## [INSTRUCTIONS TO FOLLOW]
Determine the number of lines that have the string "sich" in them, and give only that number.

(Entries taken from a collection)
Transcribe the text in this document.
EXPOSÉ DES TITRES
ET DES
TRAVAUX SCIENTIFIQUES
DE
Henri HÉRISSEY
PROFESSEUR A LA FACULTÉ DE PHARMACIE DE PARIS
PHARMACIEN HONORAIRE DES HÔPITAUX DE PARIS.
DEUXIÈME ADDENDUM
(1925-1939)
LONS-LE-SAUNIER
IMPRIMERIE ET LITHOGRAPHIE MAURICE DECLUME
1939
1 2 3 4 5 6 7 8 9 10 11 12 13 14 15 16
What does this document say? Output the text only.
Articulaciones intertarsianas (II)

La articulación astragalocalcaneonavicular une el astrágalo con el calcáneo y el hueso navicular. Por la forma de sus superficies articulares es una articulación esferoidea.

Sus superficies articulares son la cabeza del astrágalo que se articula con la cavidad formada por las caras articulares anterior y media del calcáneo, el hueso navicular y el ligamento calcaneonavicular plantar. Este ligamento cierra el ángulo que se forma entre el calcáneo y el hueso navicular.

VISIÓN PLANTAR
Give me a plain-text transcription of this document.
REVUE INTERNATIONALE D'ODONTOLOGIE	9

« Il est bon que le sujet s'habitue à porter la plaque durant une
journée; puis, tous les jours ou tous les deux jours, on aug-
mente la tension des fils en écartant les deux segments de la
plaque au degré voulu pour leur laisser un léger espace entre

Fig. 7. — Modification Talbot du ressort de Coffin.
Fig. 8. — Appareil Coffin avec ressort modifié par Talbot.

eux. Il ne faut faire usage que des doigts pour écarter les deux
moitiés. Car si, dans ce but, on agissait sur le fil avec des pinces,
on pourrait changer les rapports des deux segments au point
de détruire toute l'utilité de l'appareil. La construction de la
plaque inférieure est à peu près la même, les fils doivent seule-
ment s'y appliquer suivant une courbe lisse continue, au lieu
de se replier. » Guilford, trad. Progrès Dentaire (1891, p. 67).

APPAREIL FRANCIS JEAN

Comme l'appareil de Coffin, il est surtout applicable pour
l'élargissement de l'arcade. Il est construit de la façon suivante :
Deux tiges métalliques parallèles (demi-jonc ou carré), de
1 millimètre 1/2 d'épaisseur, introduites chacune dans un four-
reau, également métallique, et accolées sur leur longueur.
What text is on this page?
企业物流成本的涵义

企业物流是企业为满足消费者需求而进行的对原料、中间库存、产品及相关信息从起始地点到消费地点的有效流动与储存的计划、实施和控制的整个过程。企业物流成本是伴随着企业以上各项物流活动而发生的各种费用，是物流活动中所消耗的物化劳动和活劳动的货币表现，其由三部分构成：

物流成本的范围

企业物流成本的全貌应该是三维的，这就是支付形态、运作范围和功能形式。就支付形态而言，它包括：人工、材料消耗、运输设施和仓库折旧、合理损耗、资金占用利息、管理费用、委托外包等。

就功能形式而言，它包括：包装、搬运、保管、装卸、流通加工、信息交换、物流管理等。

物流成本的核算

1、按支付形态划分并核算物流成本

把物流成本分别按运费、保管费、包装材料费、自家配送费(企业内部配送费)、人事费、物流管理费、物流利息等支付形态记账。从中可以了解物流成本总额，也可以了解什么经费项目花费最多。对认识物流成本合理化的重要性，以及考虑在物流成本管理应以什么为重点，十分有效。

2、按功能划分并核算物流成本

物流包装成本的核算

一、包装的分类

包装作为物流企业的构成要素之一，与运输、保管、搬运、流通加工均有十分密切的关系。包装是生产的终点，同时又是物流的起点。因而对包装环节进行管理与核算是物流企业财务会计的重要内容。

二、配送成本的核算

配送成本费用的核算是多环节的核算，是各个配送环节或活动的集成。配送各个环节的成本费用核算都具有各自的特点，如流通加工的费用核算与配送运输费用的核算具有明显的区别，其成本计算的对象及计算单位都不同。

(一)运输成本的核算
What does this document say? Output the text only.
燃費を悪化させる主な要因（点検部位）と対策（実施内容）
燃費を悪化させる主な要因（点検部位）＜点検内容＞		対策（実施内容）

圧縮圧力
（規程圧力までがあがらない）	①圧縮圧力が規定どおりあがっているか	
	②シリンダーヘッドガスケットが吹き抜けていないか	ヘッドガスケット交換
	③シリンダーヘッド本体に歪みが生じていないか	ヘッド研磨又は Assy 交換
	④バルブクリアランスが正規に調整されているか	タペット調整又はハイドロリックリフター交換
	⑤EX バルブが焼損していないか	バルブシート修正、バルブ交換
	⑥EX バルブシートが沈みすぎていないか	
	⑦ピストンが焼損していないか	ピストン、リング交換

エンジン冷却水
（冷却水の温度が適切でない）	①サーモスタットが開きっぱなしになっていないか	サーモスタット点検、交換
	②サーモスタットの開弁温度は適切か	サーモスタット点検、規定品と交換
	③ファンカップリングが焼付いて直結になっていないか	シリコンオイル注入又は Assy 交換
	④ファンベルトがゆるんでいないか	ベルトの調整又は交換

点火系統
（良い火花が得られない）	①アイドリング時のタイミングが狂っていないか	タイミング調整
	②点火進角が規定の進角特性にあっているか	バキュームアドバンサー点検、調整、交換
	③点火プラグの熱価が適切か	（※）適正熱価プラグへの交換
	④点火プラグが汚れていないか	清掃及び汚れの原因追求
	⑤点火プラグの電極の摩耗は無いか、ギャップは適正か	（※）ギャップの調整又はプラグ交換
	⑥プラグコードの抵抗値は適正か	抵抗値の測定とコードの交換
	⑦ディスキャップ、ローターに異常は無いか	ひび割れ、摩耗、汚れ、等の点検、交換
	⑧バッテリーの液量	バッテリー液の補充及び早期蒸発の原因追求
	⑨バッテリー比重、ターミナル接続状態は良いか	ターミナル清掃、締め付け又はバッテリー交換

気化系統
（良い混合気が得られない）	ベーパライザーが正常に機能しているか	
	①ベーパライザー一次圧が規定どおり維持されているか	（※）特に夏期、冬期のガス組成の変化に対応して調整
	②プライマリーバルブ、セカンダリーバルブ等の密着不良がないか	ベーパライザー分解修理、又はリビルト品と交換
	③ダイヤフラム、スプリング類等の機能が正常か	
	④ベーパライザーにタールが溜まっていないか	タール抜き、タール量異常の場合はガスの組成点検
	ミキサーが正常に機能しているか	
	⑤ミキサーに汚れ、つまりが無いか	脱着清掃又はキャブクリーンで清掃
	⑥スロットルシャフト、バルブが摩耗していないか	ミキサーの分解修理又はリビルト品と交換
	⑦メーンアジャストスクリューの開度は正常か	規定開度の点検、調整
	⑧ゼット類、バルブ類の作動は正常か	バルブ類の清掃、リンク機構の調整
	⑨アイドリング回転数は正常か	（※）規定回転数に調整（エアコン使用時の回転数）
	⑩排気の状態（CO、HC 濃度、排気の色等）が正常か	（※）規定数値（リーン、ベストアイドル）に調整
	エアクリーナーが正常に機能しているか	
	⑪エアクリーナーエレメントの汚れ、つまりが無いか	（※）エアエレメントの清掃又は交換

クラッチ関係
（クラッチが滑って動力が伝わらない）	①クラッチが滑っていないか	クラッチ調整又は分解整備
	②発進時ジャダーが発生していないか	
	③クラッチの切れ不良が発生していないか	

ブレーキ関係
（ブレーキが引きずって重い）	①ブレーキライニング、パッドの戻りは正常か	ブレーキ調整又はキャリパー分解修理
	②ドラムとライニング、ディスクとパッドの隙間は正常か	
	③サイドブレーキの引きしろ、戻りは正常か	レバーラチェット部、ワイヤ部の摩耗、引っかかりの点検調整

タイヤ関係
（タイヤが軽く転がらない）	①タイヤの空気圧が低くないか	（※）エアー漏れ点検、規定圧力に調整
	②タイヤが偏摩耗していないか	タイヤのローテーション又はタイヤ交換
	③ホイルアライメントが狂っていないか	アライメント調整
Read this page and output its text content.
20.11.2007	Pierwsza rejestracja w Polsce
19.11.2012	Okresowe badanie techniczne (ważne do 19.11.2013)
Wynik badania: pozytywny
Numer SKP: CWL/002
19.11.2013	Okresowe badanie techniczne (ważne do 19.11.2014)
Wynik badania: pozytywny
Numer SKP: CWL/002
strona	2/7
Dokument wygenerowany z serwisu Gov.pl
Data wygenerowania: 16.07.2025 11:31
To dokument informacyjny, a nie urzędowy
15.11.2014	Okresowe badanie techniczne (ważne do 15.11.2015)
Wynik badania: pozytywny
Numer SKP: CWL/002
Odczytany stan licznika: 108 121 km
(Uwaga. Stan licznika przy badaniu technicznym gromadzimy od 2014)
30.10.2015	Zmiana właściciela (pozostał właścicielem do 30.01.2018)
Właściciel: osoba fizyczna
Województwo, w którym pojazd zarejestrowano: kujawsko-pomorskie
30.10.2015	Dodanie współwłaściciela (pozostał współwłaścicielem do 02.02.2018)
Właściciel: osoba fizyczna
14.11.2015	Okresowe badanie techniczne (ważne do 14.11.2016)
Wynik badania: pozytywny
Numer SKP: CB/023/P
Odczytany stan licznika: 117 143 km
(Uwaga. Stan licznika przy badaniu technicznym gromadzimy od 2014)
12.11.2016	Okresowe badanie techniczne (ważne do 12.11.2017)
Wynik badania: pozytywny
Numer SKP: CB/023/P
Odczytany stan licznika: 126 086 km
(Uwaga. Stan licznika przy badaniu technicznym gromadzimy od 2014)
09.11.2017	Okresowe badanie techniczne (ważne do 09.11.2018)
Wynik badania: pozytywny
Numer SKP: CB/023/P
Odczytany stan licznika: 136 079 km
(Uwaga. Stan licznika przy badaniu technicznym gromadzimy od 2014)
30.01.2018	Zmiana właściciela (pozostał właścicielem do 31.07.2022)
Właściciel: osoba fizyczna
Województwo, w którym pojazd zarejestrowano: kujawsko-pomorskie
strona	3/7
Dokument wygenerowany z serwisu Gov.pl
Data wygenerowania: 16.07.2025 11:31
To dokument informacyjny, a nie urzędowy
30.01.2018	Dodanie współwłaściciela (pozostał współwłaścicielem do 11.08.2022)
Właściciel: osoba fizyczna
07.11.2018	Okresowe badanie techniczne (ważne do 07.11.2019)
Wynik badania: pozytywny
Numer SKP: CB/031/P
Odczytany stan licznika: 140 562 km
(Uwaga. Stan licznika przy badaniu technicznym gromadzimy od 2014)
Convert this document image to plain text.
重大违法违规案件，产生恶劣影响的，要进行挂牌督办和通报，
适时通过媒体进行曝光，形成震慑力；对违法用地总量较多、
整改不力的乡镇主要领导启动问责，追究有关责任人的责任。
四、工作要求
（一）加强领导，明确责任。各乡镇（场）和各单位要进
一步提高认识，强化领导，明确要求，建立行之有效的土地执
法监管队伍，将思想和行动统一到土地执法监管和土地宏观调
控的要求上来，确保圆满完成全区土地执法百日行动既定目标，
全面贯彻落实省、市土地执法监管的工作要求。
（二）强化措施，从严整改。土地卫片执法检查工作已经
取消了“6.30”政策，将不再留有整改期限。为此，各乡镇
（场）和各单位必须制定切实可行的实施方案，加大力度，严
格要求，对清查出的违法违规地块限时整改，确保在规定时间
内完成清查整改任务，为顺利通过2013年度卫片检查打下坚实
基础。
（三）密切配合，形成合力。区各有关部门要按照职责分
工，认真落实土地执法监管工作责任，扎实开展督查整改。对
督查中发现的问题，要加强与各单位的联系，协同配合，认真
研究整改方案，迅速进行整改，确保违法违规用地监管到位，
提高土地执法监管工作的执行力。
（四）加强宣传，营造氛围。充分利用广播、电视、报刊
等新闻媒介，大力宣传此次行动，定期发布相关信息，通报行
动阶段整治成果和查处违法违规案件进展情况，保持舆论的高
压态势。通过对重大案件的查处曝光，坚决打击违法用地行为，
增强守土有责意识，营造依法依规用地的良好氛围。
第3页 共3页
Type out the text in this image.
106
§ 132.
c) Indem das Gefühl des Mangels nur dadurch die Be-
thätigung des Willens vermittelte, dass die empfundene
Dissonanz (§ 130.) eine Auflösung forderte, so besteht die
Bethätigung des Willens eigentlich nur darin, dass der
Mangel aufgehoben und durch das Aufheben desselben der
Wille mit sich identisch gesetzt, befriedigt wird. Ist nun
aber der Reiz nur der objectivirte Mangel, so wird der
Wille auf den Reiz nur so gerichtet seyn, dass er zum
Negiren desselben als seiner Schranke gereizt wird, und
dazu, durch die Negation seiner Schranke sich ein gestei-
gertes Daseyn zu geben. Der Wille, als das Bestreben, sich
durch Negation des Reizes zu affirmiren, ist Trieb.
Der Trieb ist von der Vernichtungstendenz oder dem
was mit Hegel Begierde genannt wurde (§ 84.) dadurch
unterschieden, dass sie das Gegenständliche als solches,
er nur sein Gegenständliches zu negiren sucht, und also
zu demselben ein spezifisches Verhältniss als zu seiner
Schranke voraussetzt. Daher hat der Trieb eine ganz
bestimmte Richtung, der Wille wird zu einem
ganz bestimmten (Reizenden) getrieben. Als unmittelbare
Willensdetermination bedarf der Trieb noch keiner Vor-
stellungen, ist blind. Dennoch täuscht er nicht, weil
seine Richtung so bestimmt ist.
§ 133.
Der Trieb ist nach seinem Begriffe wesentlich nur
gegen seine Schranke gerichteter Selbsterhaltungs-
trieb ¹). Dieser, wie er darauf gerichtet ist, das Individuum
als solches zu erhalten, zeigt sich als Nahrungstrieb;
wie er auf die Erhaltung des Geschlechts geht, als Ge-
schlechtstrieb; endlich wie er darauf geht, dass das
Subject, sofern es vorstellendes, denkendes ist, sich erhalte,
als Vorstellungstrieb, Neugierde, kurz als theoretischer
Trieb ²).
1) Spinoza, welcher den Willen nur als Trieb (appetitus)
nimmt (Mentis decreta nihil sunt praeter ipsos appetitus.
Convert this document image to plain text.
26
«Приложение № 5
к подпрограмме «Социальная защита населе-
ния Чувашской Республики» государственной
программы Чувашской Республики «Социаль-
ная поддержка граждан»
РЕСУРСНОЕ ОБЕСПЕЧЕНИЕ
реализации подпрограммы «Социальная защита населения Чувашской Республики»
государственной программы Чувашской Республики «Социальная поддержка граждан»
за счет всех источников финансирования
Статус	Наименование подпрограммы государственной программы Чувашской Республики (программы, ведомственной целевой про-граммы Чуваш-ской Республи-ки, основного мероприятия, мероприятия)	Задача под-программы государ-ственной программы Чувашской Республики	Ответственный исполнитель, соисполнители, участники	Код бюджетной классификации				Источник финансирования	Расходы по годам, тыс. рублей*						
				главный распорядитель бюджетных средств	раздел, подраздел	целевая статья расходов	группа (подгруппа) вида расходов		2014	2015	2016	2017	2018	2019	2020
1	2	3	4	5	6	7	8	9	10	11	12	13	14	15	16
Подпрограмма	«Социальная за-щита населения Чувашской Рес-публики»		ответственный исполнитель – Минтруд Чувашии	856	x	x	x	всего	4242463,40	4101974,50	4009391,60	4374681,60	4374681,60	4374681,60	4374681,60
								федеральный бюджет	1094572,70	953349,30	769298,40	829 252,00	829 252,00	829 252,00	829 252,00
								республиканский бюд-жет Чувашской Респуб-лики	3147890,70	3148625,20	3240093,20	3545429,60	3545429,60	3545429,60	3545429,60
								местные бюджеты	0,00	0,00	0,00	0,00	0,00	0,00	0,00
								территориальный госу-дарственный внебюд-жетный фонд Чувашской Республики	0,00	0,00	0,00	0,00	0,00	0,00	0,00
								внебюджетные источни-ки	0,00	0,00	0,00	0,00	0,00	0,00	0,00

## [REPLY TO THE TASK]
5